Short task 1 — Print the lines of the records starting at the line that contains "- twitter-link[interactable]: www.twitter.com/tdh" and ending at the line that contains "- recherche-section: [258, 485, 636, 653]", reproducing them exactly as they appear.

Selected excerpt —
========================
What a writer does and doesn’t do all day

Ruth HartleyArt Process, Book Publishing, Books by Ruth Hartley, Education, Imagination, Music, Promotion, Reading, Writing Process1 Comment

All beginnings are hard – just look at the time already!

It’s a good morning’s work when I sit down at my laptop in my pyjamas, before breakfast, ignore my husband, begin at once to write, and then carry on for hours. There were many a good night’s work done when, as a single woman, I wrote after supper, then continued writing till the small hours, too busy to even refill my wine glass.

 

What happened this morning?
========================
Stored records —
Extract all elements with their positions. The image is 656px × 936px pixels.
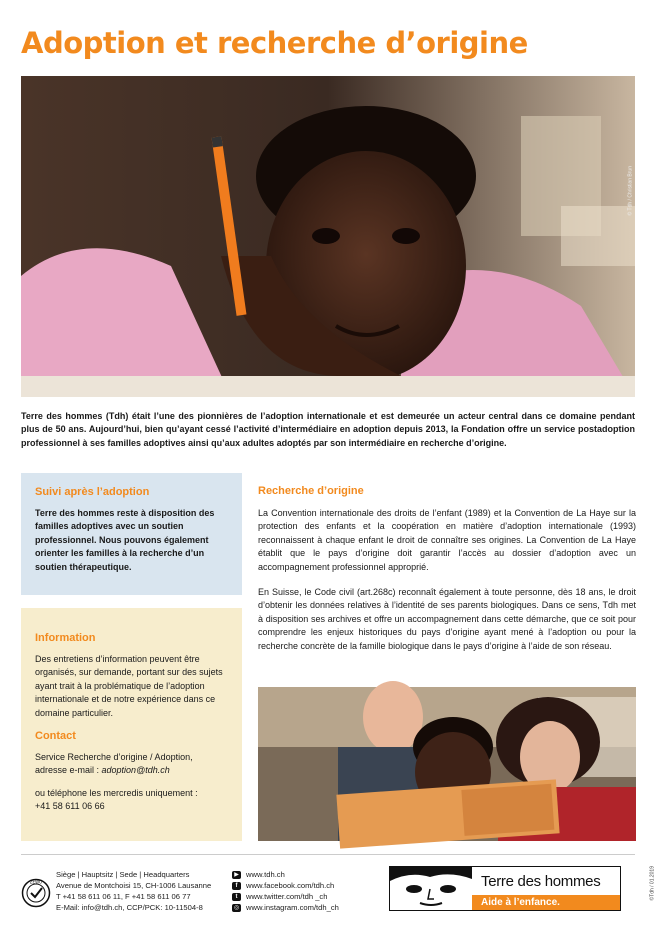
- twitter-link[interactable]: www.twitter.com/tdh _ch: [246, 892, 328, 901]
- recherche-paragraph-1: La Convention internationale des droits de l’enfant (1989) et la Convention de La Haye sur la protection des enfants et la coopération en matière d’adoption internationale (1993) reconnaissent à chaque enfant le droit de connaître ses origines. La Convention de La Haye établit que le pays d’origine doit garantir l’accès au dossier d’adoption avec un accompagnement professionnel approprié.: [258, 508, 636, 572]
- recherche-section: [258, 485, 636, 653]
- information-heading: Information: [35, 632, 96, 644]
- recherche-heading: Recherche d’origine: [258, 485, 364, 497]
- contact-phone: +41 58 611 06 66: [35, 801, 105, 812]
- logo-face-icon: [390, 867, 472, 910]
- social-twitter[interactable]: [232, 891, 339, 902]
- social-web[interactable]: [232, 869, 339, 880]
- contact-heading: Contact: [35, 730, 76, 743]
- address-line-4: E-Mail: info@tdh.ch, CCP/PCK: 10-11504-8: [56, 903, 203, 912]
- tdh-logo: [389, 866, 621, 911]
- web-link[interactable]: www.tdh.ch: [246, 870, 285, 879]
- logo-tagline: Aide à l’enfance.: [472, 895, 620, 910]
- zewo-seal-icon: [21, 878, 51, 908]
- information-box: [21, 608, 242, 841]
- contact-line1: Service Recherche d’origine / Adoption,: [35, 752, 193, 763]
- contact-email-line: [35, 764, 228, 777]
- photo-credit: © Tdh / Christian Brun: [627, 166, 633, 216]
- footer-address: [56, 869, 211, 913]
- document-code: ©Tdh / 01.2019: [650, 866, 656, 901]
- intro-paragraph: Terre des hommes (Tdh) était l’une des pionnières de l’adoption internationale et est demeurée un acteur central dans ce domaine pendant plus de 50 ans. Aujourd’hui, bien qu’ayant cessé l’activité d’intermédiaire en adoption depuis 2013, la Fondation offre un service postadoption professionnel à ses familles adoptives ainsi qu’aux adultes adoptés par son intermédiaire en recherche d’origine.: [21, 411, 635, 448]
- social-instagram[interactable]: [232, 902, 339, 913]
- address-line-2: Avenue de Montchoisi 15, CH-1006 Lausanne: [56, 881, 212, 890]
- page-title: Adoption et recherche d’origine: [21, 26, 528, 60]
- family-photo: [258, 687, 636, 841]
- recherche-paragraph-2: En Suisse, le Code civil (art.268c) reconnaît également à toute personne, dès 18 ans, le droit d’obtenir les données relatives à l’identité de ses parents biologiques. Dans ce sens, Tdh met à disposition ses archives et offre un accompagnement dans cette démarche, que ce soit pour comprendre les enjeux historiques du pays d’origine ayant mené à l’adoption ou pour la recherche concrète de la famille biologique dans le pays d’origine à l’aide de son réseau.: [258, 587, 636, 651]
- facebook-icon: f: [232, 882, 241, 890]
- suivi-heading: Suivi après l’adoption: [35, 486, 150, 498]
- logo-name: Terre des hommes: [481, 872, 601, 890]
- suivi-text: Terre des hommes reste à disposition des familles adoptives avec un soutien professionnel. Nous pouvons également orienter les familles à la recherche d’un soutien thérapeutique.: [35, 508, 215, 572]
- hero-photo: [21, 76, 635, 397]
- footer-social-links: [232, 869, 339, 913]
- suivi-box: [21, 473, 242, 595]
- footer-divider: [21, 854, 635, 855]
- information-text: Des entretiens d’information peuvent être organisés, sur demande, portant sur des sujets ayant trait à la problématique de l’adoption internationale et de notre expérience dans ce domaine particulier.: [35, 654, 223, 718]
- contact-email-link[interactable]: adoption@tdh.ch: [101, 765, 170, 776]
- instagram-icon: ◎: [233, 904, 240, 911]
- facebook-link[interactable]: www.facebook.com/tdh.ch: [246, 881, 335, 890]
- play-icon: ▶: [232, 871, 241, 879]
- contact-email-prefix: adresse e-mail :: [35, 765, 102, 776]
- twitter-icon: t: [232, 893, 241, 901]
- zewo-label: ZEWO: [29, 879, 43, 885]
- address-line-3: T +41 58 611 06 11, F +41 58 611 06 77: [56, 892, 191, 901]
- contact-phone-note: ou téléphone les mercredis uniquement :: [35, 787, 198, 798]
- instagram-link[interactable]: www.instagram.com/tdh_ch: [246, 903, 339, 912]
- social-facebook[interactable]: [232, 880, 339, 891]
- address-line-1: Siège | Hauptsitz | Sede | Headquarters: [56, 870, 190, 879]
========================
Short task 2 — Output the passage of the post about a writer's day starting at "All beginnings are" and ending at "my wine glass.", copied word for word.

Result 1 —
- twitter-link[interactable]: www.twitter.com/tdh _ch: [246, 892, 328, 901]
- recherche-paragraph-1: La Convention internationale des droits de l’enfant (1989) et la Convention de La Haye sur la protection des enfants et la coopération en matière d’adoption internationale (1993) reconnaissent à chaque enfant le droit de connaître ses origines. La Convention de La Haye établit que le pays d’origine doit garantir l’accès au dossier d’adoption avec un accompagnement professionnel approprié.: [258, 508, 636, 572]
- recherche-section: [258, 485, 636, 653]

Result 2 —
All beginnings are hard – just look at the time already!

It’s a good morning’s work when I sit down at my laptop in my pyjamas, before breakfast, ignore my husband, begin at once to write, and then carry on for hours. There were many a good night’s work done when, as a single woman, I wrote after supper, then continued writing till the small hours, too busy to even refill my wine glass.